> Entries:
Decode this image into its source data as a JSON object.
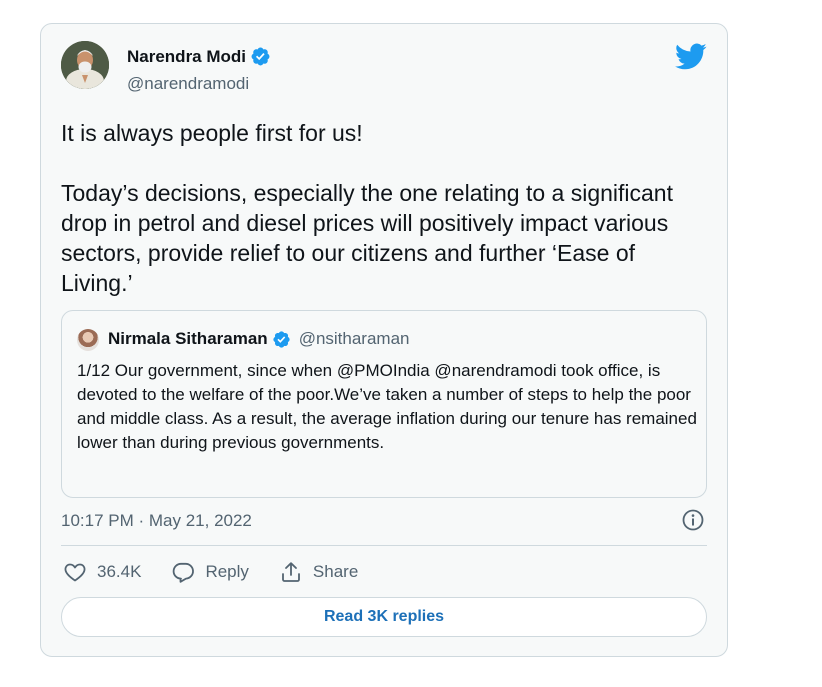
{
  "tweet": {
    "author": {
      "name": "Narendra Modi",
      "handle": "@narendramodi",
      "verified": true
    },
    "text": "It is always people first for us!\n\nToday’s decisions, especially the one relating to a significant drop in petrol and diesel prices will positively impact various sectors, provide relief to our citizens and further ‘Ease of Living.’",
    "quoted": {
      "name": "Nirmala Sitharaman",
      "handle": "@nsitharaman",
      "verified": true,
      "text": "1/12  Our government, since when @PMOIndia @narendramodi took office, is\ndevoted to the welfare of the poor.We’ve taken a number of steps to help the poor and middle class. As a result, the average inflation during our tenure has remained lower than during previous governments."
    },
    "timestamp": "10:17 PM · May 21, 2022",
    "actions": {
      "likes": "36.4K",
      "reply_label": "Reply",
      "share_label": "Share"
    },
    "read_replies_label": "Read 3K replies"
  },
  "icons": {
    "brand": "twitter-bird-icon",
    "verified": "verified-badge-icon",
    "info": "info-icon",
    "like": "heart-icon",
    "reply": "reply-bubble-icon",
    "share": "share-icon"
  },
  "colors": {
    "twitter_blue": "#1d9bf0",
    "link_blue": "#1d70b8",
    "card_bg": "#f7f9f9",
    "secondary_text": "#536471"
  }
}
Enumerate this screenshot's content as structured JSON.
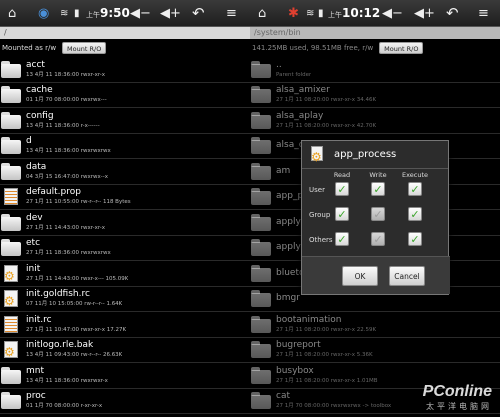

> Aim of the exercise:
Copy each line of the data above that holds "name".

> Exercise output:
      "name": "Narendra Modi",
      "name": "Nirmala Sitharaman",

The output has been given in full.